**Input for this task:**
- - -
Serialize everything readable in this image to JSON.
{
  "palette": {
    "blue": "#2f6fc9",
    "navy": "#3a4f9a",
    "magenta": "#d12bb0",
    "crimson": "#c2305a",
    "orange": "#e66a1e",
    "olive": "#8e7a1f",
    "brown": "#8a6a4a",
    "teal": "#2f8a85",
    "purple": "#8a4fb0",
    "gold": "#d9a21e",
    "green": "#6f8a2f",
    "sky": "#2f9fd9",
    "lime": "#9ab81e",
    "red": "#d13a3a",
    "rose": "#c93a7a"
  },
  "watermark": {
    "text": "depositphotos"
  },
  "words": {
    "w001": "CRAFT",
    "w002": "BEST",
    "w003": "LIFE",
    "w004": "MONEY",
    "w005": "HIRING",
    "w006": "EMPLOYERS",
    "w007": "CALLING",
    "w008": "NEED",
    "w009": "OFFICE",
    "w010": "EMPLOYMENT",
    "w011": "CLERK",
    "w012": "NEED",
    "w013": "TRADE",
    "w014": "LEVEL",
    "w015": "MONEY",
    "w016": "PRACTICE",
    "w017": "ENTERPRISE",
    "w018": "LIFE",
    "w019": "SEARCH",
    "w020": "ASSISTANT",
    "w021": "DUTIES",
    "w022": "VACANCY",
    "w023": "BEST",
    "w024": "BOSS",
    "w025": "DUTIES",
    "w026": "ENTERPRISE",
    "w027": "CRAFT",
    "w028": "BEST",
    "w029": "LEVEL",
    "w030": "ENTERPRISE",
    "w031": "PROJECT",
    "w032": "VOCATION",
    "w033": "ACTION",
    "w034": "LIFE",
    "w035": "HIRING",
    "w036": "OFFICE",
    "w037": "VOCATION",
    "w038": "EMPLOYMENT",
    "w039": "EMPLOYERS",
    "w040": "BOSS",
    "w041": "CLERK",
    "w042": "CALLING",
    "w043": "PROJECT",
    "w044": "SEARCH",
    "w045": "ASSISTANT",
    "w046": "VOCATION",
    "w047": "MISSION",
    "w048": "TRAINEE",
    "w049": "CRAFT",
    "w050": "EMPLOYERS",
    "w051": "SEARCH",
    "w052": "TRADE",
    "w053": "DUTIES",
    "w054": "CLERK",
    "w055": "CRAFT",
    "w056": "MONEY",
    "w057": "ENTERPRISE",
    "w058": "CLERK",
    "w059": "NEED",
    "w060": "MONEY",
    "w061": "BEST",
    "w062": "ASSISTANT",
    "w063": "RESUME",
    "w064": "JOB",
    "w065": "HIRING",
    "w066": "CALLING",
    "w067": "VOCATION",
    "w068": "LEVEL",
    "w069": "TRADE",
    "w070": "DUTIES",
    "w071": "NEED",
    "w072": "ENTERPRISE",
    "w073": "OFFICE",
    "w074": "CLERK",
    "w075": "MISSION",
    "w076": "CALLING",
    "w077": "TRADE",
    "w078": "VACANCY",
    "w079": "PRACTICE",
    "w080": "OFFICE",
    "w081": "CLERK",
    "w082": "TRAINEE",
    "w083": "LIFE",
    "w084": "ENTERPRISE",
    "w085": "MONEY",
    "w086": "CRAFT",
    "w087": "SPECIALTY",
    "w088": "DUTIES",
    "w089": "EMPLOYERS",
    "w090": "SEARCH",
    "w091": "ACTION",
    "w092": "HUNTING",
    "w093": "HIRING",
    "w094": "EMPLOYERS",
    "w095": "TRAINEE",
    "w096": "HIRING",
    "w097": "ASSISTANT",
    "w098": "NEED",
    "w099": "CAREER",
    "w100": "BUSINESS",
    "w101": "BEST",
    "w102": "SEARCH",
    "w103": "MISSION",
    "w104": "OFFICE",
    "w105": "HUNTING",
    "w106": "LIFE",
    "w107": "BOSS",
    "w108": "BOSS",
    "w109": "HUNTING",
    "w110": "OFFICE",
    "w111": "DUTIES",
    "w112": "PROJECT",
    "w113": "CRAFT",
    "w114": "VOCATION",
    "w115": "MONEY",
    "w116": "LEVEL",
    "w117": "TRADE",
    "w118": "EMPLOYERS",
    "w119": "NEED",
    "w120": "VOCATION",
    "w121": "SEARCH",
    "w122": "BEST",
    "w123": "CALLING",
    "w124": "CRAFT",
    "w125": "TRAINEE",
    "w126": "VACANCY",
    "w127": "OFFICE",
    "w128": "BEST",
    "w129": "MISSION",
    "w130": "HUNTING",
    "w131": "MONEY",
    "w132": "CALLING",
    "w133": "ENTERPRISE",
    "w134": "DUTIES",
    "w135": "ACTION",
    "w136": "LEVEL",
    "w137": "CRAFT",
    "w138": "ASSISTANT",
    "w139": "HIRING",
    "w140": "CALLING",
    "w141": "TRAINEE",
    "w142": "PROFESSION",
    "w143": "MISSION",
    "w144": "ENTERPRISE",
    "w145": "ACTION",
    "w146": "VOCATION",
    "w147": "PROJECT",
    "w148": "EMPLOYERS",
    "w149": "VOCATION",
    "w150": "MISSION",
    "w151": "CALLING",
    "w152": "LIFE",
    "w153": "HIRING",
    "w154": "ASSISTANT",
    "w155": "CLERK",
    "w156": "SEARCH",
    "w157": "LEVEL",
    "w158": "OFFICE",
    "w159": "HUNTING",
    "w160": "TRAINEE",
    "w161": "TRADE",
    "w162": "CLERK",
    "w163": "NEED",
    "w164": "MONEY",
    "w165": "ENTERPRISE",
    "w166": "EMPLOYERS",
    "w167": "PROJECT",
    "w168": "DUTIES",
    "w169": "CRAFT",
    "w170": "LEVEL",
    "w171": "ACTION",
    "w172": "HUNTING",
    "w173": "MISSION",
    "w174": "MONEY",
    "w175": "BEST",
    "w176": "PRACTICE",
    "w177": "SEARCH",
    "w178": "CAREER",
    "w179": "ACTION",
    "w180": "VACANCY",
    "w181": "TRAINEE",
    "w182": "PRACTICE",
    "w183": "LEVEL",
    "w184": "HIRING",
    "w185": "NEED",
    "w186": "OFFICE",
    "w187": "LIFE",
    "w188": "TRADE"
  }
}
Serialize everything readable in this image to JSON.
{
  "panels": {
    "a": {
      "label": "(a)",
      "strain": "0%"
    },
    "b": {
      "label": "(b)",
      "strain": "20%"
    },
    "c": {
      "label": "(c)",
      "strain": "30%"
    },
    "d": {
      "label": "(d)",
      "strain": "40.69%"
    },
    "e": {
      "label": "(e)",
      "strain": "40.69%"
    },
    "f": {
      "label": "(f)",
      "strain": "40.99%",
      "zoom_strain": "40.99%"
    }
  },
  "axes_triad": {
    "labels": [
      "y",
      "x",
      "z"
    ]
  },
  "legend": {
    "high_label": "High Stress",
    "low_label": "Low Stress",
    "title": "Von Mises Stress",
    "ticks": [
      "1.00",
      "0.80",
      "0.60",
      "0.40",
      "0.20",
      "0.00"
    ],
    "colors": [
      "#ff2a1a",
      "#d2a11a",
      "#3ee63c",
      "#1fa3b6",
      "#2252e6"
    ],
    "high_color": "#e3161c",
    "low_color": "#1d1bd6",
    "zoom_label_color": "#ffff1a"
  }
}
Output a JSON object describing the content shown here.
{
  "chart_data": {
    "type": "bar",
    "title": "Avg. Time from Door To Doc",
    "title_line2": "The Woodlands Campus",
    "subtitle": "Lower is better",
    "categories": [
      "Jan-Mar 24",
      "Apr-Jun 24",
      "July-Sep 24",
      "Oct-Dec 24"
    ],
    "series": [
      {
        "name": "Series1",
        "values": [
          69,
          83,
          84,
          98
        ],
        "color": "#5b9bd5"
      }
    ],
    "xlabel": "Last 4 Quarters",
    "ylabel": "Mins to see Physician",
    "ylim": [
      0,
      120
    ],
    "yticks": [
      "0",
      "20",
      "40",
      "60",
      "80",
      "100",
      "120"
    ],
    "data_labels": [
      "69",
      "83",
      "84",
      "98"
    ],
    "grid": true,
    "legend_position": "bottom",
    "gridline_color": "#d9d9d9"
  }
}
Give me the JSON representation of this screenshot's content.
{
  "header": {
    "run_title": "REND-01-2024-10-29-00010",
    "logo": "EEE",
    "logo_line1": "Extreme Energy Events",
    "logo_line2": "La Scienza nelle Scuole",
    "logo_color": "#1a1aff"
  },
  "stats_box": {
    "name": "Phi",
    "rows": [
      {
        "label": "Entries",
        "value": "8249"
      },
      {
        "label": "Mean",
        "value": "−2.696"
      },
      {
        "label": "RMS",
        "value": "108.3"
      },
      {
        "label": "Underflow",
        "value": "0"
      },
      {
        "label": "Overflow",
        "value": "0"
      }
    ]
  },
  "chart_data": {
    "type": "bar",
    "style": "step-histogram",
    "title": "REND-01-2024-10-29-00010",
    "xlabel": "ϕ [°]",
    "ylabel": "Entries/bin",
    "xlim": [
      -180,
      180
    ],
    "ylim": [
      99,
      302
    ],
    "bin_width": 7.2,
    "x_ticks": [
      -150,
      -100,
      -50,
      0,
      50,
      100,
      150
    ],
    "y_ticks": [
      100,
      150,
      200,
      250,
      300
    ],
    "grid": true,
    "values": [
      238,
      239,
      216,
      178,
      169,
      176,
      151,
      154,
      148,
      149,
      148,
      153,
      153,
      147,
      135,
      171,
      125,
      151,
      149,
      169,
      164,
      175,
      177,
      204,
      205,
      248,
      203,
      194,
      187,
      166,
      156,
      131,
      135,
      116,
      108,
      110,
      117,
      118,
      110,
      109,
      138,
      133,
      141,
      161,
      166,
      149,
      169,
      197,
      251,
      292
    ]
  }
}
- - -
**What is required:** Look through the entries above; copy every line holding the string "LEVEL".

**The output:**
    "w014": "LEVEL",
    "w029": "LEVEL",
    "w068": "LEVEL",
    "w116": "LEVEL",
    "w136": "LEVEL",
    "w157": "LEVEL",
    "w170": "LEVEL",
    "w183": "LEVEL",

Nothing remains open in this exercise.